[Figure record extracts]
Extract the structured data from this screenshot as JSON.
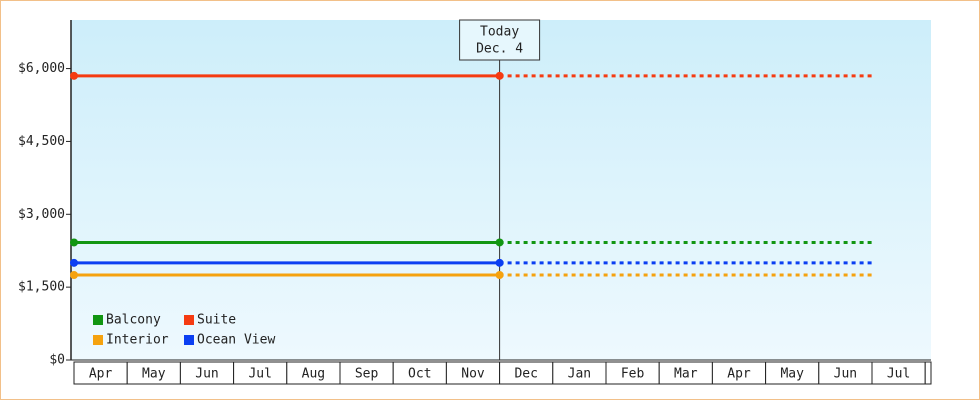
{
  "chart_data": {
    "type": "line",
    "categories": [
      "Apr",
      "May",
      "Jun",
      "Jul",
      "Aug",
      "Sep",
      "Oct",
      "Nov",
      "Dec",
      "Jan",
      "Feb",
      "Mar",
      "Apr",
      "May",
      "Jun",
      "Jul"
    ],
    "series": [
      {
        "name": "Balcony",
        "color": "#129612",
        "values": [
          2420,
          2420,
          2420,
          2420,
          2420,
          2420,
          2420,
          2420,
          2420,
          null,
          null,
          null,
          null,
          null,
          null,
          null
        ],
        "forecast": [
          null,
          null,
          null,
          null,
          null,
          null,
          null,
          null,
          2420,
          2420,
          2420,
          2420,
          2420,
          2420,
          2420,
          2420
        ]
      },
      {
        "name": "Suite",
        "color": "#f53b12",
        "values": [
          5850,
          5850,
          5850,
          5850,
          5850,
          5850,
          5850,
          5850,
          5850,
          null,
          null,
          null,
          null,
          null,
          null,
          null
        ],
        "forecast": [
          null,
          null,
          null,
          null,
          null,
          null,
          null,
          null,
          5850,
          5850,
          5850,
          5850,
          5850,
          5850,
          5850,
          5850
        ]
      },
      {
        "name": "Interior",
        "color": "#f5a20f",
        "values": [
          1750,
          1750,
          1750,
          1750,
          1750,
          1750,
          1750,
          1750,
          1750,
          null,
          null,
          null,
          null,
          null,
          null,
          null
        ],
        "forecast": [
          null,
          null,
          null,
          null,
          null,
          null,
          null,
          null,
          1750,
          1750,
          1750,
          1750,
          1750,
          1750,
          1750,
          1750
        ]
      },
      {
        "name": "Ocean View",
        "color": "#0b3ff2",
        "values": [
          2000,
          2000,
          2000,
          2000,
          2000,
          2000,
          2000,
          2000,
          2000,
          null,
          null,
          null,
          null,
          null,
          null,
          null
        ],
        "forecast": [
          null,
          null,
          null,
          null,
          null,
          null,
          null,
          null,
          2000,
          2000,
          2000,
          2000,
          2000,
          2000,
          2000,
          2000
        ]
      }
    ],
    "annotation": [
      "Today",
      "Dec. 4"
    ],
    "ylim": [
      0,
      7000
    ],
    "yticks": [
      {
        "value": 0,
        "label": "$0"
      },
      {
        "value": 1500,
        "label": "$1,500"
      },
      {
        "value": 3000,
        "label": "$3,000"
      },
      {
        "value": 4500,
        "label": "$4,500"
      },
      {
        "value": 6000,
        "label": "$6,000"
      }
    ],
    "legend": "lower left",
    "grid": false
  }
}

| WORK INSTRUCTIONS |
Go through the listing above and quote it exactly, apart from its images.

| REPLY |
Extract the structured data from this screenshot as JSON.
{
  "chart_data": {
    "type": "line",
    "categories": [
      "Apr",
      "May",
      "Jun",
      "Jul",
      "Aug",
      "Sep",
      "Oct",
      "Nov",
      "Dec",
      "Jan",
      "Feb",
      "Mar",
      "Apr",
      "May",
      "Jun",
      "Jul"
    ],
    "series": [
      {
        "name": "Balcony",
        "color": "#129612",
        "values": [
          2420,
          2420,
          2420,
          2420,
          2420,
          2420,
          2420,
          2420,
          2420,
          null,
          null,
          null,
          null,
          null,
          null,
          null
        ],
        "forecast": [
          null,
          null,
          null,
          null,
          null,
          null,
          null,
          null,
          2420,
          2420,
          2420,
          2420,
          2420,
          2420,
          2420,
          2420
        ]
      },
      {
        "name": "Suite",
        "color": "#f53b12",
        "values": [
          5850,
          5850,
          5850,
          5850,
          5850,
          5850,
          5850,
          5850,
          5850,
          null,
          null,
          null,
          null,
          null,
          null,
          null
        ],
        "forecast": [
          null,
          null,
          null,
          null,
          null,
          null,
          null,
          null,
          5850,
          5850,
          5850,
          5850,
          5850,
          5850,
          5850,
          5850
        ]
      },
      {
        "name": "Interior",
        "color": "#f5a20f",
        "values": [
          1750,
          1750,
          1750,
          1750,
          1750,
          1750,
          1750,
          1750,
          1750,
          null,
          null,
          null,
          null,
          null,
          null,
          null
        ],
        "forecast": [
          null,
          null,
          null,
          null,
          null,
          null,
          null,
          null,
          1750,
          1750,
          1750,
          1750,
          1750,
          1750,
          1750,
          1750
        ]
      },
      {
        "name": "Ocean View",
        "color": "#0b3ff2",
        "values": [
          2000,
          2000,
          2000,
          2000,
          2000,
          2000,
          2000,
          2000,
          2000,
          null,
          null,
          null,
          null,
          null,
          null,
          null
        ],
        "forecast": [
          null,
          null,
          null,
          null,
          null,
          null,
          null,
          null,
          2000,
          2000,
          2000,
          2000,
          2000,
          2000,
          2000,
          2000
        ]
      }
    ],
    "annotation": [
      "Today",
      "Dec. 4"
    ],
    "ylim": [
      0,
      7000
    ],
    "yticks": [
      {
        "value": 0,
        "label": "$0"
      },
      {
        "value": 1500,
        "label": "$1,500"
      },
      {
        "value": 3000,
        "label": "$3,000"
      },
      {
        "value": 4500,
        "label": "$4,500"
      },
      {
        "value": 6000,
        "label": "$6,000"
      }
    ],
    "legend": "lower left",
    "grid": false
  }
}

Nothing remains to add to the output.